* _EXERCISE_:
Change every "pattern-title" to "pattern-heading" in the stretch from the first line through the line containing "- tread-row-y6: [598, 196, 1082, 344]", keeping everything else the same, and write out only those lines.

─── DATASET ENTRIES

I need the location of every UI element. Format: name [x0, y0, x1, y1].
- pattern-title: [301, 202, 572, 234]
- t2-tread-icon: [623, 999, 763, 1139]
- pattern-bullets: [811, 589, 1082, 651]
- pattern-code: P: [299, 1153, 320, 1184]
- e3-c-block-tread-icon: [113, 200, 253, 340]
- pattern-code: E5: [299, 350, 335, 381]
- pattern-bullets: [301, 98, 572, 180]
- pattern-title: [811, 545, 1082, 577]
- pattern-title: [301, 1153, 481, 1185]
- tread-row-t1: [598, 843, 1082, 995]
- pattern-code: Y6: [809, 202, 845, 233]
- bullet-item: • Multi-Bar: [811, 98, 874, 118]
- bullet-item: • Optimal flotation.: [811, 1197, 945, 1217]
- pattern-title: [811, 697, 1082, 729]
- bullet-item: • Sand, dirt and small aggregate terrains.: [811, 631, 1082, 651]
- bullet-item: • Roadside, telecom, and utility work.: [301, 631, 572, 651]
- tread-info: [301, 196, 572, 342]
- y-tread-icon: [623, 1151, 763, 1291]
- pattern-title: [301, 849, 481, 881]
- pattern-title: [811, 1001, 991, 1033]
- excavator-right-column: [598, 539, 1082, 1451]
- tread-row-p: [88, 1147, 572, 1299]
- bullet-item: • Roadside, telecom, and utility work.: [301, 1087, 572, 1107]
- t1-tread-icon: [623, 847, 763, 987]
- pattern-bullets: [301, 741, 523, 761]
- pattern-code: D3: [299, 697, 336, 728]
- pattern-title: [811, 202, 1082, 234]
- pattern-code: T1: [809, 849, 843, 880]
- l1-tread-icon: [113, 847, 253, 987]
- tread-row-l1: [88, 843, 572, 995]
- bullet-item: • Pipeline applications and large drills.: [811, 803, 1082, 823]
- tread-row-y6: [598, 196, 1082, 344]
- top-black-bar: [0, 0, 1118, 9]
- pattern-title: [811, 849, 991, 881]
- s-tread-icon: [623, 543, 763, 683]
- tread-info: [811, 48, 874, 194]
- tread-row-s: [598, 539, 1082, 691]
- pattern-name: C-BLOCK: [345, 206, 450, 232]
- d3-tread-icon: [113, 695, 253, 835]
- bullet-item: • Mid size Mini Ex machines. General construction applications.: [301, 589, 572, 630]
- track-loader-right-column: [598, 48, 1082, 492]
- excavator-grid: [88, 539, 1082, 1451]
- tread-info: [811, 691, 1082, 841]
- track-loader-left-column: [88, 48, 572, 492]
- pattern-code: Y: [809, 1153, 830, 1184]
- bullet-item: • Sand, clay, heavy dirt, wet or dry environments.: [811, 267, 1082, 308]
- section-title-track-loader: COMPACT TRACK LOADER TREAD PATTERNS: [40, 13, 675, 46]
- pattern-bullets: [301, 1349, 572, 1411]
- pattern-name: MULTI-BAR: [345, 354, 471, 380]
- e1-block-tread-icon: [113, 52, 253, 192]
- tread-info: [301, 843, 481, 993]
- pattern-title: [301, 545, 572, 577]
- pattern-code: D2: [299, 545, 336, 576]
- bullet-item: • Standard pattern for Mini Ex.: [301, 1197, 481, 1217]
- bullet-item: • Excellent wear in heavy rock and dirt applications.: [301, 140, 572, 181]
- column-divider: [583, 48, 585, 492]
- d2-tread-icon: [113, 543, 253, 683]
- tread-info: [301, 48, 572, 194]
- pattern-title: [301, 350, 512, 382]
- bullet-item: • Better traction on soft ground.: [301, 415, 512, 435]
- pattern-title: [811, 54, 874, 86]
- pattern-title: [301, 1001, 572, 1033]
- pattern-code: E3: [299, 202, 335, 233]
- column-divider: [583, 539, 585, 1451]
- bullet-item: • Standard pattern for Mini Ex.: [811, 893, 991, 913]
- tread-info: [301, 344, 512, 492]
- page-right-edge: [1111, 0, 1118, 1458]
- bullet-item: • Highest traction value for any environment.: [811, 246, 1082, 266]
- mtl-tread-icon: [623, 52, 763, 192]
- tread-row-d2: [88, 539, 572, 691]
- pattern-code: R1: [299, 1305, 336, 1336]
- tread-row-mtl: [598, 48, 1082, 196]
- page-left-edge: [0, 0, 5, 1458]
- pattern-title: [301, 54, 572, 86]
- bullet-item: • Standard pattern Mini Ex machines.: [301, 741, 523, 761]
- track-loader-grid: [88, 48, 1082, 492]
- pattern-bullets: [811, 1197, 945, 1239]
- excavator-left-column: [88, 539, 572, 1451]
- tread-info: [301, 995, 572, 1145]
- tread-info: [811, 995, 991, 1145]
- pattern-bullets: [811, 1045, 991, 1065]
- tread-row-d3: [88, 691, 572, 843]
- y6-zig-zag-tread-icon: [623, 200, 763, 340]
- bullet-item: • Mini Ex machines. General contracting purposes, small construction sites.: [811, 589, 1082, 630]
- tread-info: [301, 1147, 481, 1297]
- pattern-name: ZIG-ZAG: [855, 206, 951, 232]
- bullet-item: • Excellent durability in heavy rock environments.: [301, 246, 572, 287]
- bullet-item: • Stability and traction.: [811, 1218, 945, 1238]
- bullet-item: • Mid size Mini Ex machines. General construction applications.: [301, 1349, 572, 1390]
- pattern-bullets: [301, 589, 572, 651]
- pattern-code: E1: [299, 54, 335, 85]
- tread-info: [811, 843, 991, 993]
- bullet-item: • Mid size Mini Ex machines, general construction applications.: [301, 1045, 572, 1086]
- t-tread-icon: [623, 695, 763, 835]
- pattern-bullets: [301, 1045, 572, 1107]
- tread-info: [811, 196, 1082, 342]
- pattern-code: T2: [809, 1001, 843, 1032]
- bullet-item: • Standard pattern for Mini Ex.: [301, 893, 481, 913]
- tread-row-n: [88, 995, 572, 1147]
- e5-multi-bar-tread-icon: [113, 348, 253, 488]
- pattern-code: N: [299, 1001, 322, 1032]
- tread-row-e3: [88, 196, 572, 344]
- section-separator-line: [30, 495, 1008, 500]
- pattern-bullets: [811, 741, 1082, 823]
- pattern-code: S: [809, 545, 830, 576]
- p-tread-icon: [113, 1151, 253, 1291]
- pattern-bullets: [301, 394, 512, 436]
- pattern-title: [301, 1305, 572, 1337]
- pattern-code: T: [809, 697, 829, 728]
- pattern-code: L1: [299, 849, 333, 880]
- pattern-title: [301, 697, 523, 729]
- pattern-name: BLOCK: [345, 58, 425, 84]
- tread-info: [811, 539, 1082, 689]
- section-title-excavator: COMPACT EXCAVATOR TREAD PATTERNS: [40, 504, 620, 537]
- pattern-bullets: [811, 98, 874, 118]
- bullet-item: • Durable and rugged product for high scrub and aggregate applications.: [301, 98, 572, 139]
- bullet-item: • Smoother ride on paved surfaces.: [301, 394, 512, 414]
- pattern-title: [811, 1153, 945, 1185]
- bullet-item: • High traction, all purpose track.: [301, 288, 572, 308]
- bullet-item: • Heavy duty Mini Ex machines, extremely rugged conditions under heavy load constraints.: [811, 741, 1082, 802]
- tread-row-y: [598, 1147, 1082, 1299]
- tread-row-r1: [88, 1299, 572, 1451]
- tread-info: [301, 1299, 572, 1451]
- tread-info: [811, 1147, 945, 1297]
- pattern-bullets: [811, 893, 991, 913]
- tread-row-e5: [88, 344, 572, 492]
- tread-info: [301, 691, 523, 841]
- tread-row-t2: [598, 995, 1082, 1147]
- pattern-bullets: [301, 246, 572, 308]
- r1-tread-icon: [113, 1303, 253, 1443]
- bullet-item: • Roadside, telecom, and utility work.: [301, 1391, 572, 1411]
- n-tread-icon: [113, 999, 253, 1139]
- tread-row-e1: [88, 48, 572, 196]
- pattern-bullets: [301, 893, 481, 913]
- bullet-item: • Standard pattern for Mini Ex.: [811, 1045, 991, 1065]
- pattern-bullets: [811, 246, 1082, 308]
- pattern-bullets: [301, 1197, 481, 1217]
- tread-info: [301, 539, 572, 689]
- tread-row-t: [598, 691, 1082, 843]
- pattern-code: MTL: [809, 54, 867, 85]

──────

* _ANSWER TO THE PROBLEM_:
I need the location of every UI element. Format: name [x0, y0, x1, y1].
- pattern-heading: [301, 202, 572, 234]
- t2-tread-icon: [623, 999, 763, 1139]
- pattern-bullets: [811, 589, 1082, 651]
- pattern-code: P: [299, 1153, 320, 1184]
- e3-c-block-tread-icon: [113, 200, 253, 340]
- pattern-code: E5: [299, 350, 335, 381]
- pattern-bullets: [301, 98, 572, 180]
- pattern-heading: [811, 545, 1082, 577]
- pattern-heading: [301, 1153, 481, 1185]
- tread-row-t1: [598, 843, 1082, 995]
- pattern-code: Y6: [809, 202, 845, 233]
- bullet-item: • Multi-Bar: [811, 98, 874, 118]
- bullet-item: • Optimal flotation.: [811, 1197, 945, 1217]
- pattern-heading: [811, 697, 1082, 729]
- bullet-item: • Sand, dirt and small aggregate terrains.: [811, 631, 1082, 651]
- bullet-item: • Roadside, telecom, and utility work.: [301, 631, 572, 651]
- tread-info: [301, 196, 572, 342]
- y-tread-icon: [623, 1151, 763, 1291]
- pattern-heading: [301, 849, 481, 881]
- pattern-heading: [811, 1001, 991, 1033]
- excavator-right-column: [598, 539, 1082, 1451]
- tread-row-p: [88, 1147, 572, 1299]
- bullet-item: • Roadside, telecom, and utility work.: [301, 1087, 572, 1107]
- t1-tread-icon: [623, 847, 763, 987]
- pattern-bullets: [301, 741, 523, 761]
- pattern-code: D3: [299, 697, 336, 728]
- pattern-heading: [811, 202, 1082, 234]
- pattern-code: T1: [809, 849, 843, 880]
- l1-tread-icon: [113, 847, 253, 987]
- tread-row-l1: [88, 843, 572, 995]
- bullet-item: • Pipeline applications and large drills.: [811, 803, 1082, 823]
- tread-row-y6: [598, 196, 1082, 344]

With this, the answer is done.